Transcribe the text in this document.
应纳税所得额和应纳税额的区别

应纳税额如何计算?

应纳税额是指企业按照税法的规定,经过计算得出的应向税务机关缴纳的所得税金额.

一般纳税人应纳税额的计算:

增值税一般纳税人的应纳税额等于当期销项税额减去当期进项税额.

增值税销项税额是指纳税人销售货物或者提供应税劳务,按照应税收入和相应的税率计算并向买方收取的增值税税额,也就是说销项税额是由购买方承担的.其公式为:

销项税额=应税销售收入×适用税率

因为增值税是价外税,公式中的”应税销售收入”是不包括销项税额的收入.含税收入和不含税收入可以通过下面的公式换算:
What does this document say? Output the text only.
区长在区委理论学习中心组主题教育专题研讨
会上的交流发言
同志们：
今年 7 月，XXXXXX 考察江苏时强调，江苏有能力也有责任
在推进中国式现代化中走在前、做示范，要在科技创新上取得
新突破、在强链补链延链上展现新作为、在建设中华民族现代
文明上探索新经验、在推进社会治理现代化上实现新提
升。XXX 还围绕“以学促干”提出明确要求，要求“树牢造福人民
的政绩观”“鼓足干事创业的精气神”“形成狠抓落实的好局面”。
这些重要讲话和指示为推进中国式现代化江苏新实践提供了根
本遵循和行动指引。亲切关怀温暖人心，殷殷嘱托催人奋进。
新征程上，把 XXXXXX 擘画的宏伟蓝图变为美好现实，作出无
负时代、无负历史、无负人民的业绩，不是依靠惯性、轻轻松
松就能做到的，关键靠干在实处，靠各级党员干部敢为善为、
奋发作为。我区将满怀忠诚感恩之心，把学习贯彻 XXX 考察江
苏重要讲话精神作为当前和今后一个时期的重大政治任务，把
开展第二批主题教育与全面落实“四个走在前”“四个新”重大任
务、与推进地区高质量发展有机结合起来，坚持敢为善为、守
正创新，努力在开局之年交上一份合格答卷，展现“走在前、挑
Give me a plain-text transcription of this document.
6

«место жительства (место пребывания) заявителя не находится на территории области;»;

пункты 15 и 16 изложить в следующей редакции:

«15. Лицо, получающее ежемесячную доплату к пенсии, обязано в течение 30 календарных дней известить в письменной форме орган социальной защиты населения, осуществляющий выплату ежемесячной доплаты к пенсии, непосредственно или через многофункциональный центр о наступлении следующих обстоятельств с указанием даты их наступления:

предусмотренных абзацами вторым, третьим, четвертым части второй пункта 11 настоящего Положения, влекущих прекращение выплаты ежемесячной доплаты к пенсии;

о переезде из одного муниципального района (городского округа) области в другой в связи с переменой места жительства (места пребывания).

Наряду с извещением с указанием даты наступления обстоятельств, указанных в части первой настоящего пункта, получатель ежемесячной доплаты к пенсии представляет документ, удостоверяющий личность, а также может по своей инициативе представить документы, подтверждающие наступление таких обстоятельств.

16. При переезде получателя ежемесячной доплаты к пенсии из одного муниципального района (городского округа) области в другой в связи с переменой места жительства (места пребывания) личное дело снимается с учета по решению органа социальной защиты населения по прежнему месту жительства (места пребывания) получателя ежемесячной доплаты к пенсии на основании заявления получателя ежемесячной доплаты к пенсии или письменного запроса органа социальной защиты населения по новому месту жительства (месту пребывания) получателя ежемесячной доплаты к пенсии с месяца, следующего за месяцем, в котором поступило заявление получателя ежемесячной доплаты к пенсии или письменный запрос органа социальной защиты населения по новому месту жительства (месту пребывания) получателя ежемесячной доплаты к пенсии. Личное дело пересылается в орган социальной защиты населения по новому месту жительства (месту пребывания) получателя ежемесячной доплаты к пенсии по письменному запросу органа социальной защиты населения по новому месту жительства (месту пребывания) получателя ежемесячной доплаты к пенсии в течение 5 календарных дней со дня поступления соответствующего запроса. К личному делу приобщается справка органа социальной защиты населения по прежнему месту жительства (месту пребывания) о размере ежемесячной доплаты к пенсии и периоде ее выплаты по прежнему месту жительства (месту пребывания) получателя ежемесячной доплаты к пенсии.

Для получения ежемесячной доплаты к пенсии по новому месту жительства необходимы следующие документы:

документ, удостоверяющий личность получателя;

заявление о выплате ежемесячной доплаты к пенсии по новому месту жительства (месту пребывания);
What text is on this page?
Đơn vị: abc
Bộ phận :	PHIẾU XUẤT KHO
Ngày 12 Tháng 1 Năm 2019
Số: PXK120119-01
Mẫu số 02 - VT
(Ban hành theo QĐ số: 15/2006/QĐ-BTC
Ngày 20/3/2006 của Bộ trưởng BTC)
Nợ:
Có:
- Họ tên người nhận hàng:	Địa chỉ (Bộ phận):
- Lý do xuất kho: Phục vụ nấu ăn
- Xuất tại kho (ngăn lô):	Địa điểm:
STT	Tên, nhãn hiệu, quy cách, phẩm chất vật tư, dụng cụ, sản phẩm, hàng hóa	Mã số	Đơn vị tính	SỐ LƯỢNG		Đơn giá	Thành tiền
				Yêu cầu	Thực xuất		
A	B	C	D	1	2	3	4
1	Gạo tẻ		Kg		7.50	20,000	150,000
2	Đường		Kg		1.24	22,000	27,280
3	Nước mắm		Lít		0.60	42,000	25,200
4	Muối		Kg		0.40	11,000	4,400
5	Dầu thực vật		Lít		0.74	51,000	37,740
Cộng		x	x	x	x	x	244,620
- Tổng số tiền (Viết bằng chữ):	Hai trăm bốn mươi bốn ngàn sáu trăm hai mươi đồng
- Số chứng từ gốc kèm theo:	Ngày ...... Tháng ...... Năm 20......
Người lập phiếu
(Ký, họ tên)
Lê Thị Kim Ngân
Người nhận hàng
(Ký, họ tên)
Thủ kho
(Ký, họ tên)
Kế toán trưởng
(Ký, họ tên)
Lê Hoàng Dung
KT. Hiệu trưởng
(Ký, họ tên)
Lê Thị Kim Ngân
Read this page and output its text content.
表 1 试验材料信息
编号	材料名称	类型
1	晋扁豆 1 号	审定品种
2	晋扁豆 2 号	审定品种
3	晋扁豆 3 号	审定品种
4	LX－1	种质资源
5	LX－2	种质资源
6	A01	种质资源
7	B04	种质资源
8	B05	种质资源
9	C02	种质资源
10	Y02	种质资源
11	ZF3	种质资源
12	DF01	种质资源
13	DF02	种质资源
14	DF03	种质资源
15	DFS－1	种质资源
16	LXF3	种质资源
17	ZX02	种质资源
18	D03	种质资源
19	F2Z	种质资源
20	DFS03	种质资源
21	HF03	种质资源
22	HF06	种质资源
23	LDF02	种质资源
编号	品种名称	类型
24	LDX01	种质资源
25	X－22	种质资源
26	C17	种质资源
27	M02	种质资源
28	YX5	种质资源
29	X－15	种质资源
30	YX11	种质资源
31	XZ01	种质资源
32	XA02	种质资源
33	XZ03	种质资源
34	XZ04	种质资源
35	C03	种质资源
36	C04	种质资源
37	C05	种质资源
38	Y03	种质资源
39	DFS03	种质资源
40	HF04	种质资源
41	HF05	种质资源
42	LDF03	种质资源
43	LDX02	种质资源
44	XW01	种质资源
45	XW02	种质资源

■ **INSTRUCTION**
Write out the full listing exactly as given.

■ **TASK OUTPUT**
Transcribe the text in this document.
应纳税所得额和应纳税额的区别

应纳税额如何计算?

应纳税额是指企业按照税法的规定,经过计算得出的应向税务机关缴纳的所得税金额.

一般纳税人应纳税额的计算:

增值税一般纳税人的应纳税额等于当期销项税额减去当期进项税额.

增值税销项税额是指纳税人销售货物或者提供应税劳务,按照应税收入和相应的税率计算并向买方收取的增值税税额,也就是说销项税额是由购买方承担的.其公式为:

销项税额=应税销售收入×适用税率

因为增值税是价外税,公式中的”应税销售收入”是不包括销项税额的收入.含税收入和不含税收入可以通过下面的公式换算:
What does this document say? Output the text only.
区长在区委理论学习中心组主题教育专题研讨
会上的交流发言
同志们：
今年 7 月，XXXXXX 考察江苏时强调，江苏有能力也有责任
在推进中国式现代化中走在前、做示范，要在科技创新上取得
新突破、在强链补链延链上展现新作为、在建设中华民族现代
文明上探索新经验、在推进社会治理现代化上实现新提
升。XXX 还围绕“以学促干”提出明确要求，要求“树牢造福人民
的政绩观”“鼓足干事创业的精气神”“形成狠抓落实的好局面”。
这些重要讲话和指示为推进中国式现代化江苏新实践提供了根
本遵循和行动指引。亲切关怀温暖人心，殷殷嘱托催人奋进。
新征程上，把 XXXXXX 擘画的宏伟蓝图变为美好现实，作出无
负时代、无负历史、无负人民的业绩，不是依靠惯性、轻轻松
松就能做到的，关键靠干在实处，靠各级党员干部敢为善为、
奋发作为。我区将满怀忠诚感恩之心，把学习贯彻 XXX 考察江
苏重要讲话精神作为当前和今后一个时期的重大政治任务，把
开展第二批主题教育与全面落实“四个走在前”“四个新”重大任
务、与推进地区高质量发展有机结合起来，坚持敢为善为、守
正创新，努力在开局之年交上一份合格答卷，展现“走在前、挑
Give me a plain-text transcription of this document.
6

«место жительства (место пребывания) заявителя не находится на территории области;»;

пункты 15 и 16 изложить в следующей редакции:

«15. Лицо, получающее ежемесячную доплату к пенсии, обязано в течение 30 календарных дней известить в письменной форме орган социальной защиты населения, осуществляющий выплату ежемесячной доплаты к пенсии, непосредственно или через многофункциональный центр о наступлении следующих обстоятельств с указанием даты их наступления:

предусмотренных абзацами вторым, третьим, четвертым части второй пункта 11 настоящего Положения, влекущих прекращение выплаты ежемесячной доплаты к пенсии;

о переезде из одного муниципального района (городского округа) области в другой в связи с переменой места жительства (места пребывания).

Наряду с извещением с указанием даты наступления обстоятельств, указанных в части первой настоящего пункта, получатель ежемесячной доплаты к пенсии представляет документ, удостоверяющий личность, а также может по своей инициативе представить документы, подтверждающие наступление таких обстоятельств.

16. При переезде получателя ежемесячной доплаты к пенсии из одного муниципального района (городского округа) области в другой в связи с переменой места жительства (места пребывания) личное дело снимается с учета по решению органа социальной защиты населения по прежнему месту жительства (места пребывания) получателя ежемесячной доплаты к пенсии на основании заявления получателя ежемесячной доплаты к пенсии или письменного запроса органа социальной защиты населения по новому месту жительства (месту пребывания) получателя ежемесячной доплаты к пенсии с месяца, следующего за месяцем, в котором поступило заявление получателя ежемесячной доплаты к пенсии или письменный запрос органа социальной защиты населения по новому месту жительства (месту пребывания) получателя ежемесячной доплаты к пенсии. Личное дело пересылается в орган социальной защиты населения по новому месту жительства (месту пребывания) получателя ежемесячной доплаты к пенсии по письменному запросу органа социальной защиты населения по новому месту жительства (месту пребывания) получателя ежемесячной доплаты к пенсии в течение 5 календарных дней со дня поступления соответствующего запроса. К личному делу приобщается справка органа социальной защиты населения по прежнему месту жительства (месту пребывания) о размере ежемесячной доплаты к пенсии и периоде ее выплаты по прежнему месту жительства (месту пребывания) получателя ежемесячной доплаты к пенсии.

Для получения ежемесячной доплаты к пенсии по новому месту жительства необходимы следующие документы:

документ, удостоверяющий личность получателя;

заявление о выплате ежемесячной доплаты к пенсии по новому месту жительства (месту пребывания);
What text is on this page?
Đơn vị: abc
Bộ phận :	PHIẾU XUẤT KHO
Ngày 12 Tháng 1 Năm 2019
Số: PXK120119-01
Mẫu số 02 - VT
(Ban hành theo QĐ số: 15/2006/QĐ-BTC
Ngày 20/3/2006 của Bộ trưởng BTC)
Nợ:
Có:
- Họ tên người nhận hàng:	Địa chỉ (Bộ phận):
- Lý do xuất kho: Phục vụ nấu ăn
- Xuất tại kho (ngăn lô):	Địa điểm:
STT	Tên, nhãn hiệu, quy cách, phẩm chất vật tư, dụng cụ, sản phẩm, hàng hóa	Mã số	Đơn vị tính	SỐ LƯỢNG		Đơn giá	Thành tiền
				Yêu cầu	Thực xuất		
A	B	C	D	1	2	3	4
1	Gạo tẻ		Kg		7.50	20,000	150,000
2	Đường		Kg		1.24	22,000	27,280
3	Nước mắm		Lít		0.60	42,000	25,200
4	Muối		Kg		0.40	11,000	4,400
5	Dầu thực vật		Lít		0.74	51,000	37,740
Cộng		x	x	x	x	x	244,620
- Tổng số tiền (Viết bằng chữ):	Hai trăm bốn mươi bốn ngàn sáu trăm hai mươi đồng
- Số chứng từ gốc kèm theo:	Ngày ...... Tháng ...... Năm 20......
Người lập phiếu
(Ký, họ tên)
Lê Thị Kim Ngân
Người nhận hàng
(Ký, họ tên)
Thủ kho
(Ký, họ tên)
Kế toán trưởng
(Ký, họ tên)
Lê Hoàng Dung
KT. Hiệu trưởng
(Ký, họ tên)
Lê Thị Kim Ngân
Read this page and output its text content.
表 1 试验材料信息
编号	材料名称	类型
1	晋扁豆 1 号	审定品种
2	晋扁豆 2 号	审定品种
3	晋扁豆 3 号	审定品种
4	LX－1	种质资源
5	LX－2	种质资源
6	A01	种质资源
7	B04	种质资源
8	B05	种质资源
9	C02	种质资源
10	Y02	种质资源
11	ZF3	种质资源
12	DF01	种质资源
13	DF02	种质资源
14	DF03	种质资源
15	DFS－1	种质资源
16	LXF3	种质资源
17	ZX02	种质资源
18	D03	种质资源
19	F2Z	种质资源
20	DFS03	种质资源
21	HF03	种质资源
22	HF06	种质资源
23	LDF02	种质资源
编号	品种名称	类型
24	LDX01	种质资源
25	X－22	种质资源
26	C17	种质资源
27	M02	种质资源
28	YX5	种质资源
29	X－15	种质资源
30	YX11	种质资源
31	XZ01	种质资源
32	XA02	种质资源
33	XZ03	种质资源
34	XZ04	种质资源
35	C03	种质资源
36	C04	种质资源
37	C05	种质资源
38	Y03	种质资源
39	DFS03	种质资源
40	HF04	种质资源
41	HF05	种质资源
42	LDF03	种质资源
43	LDX02	种质资源
44	XW01	种质资源
45	XW02	种质资源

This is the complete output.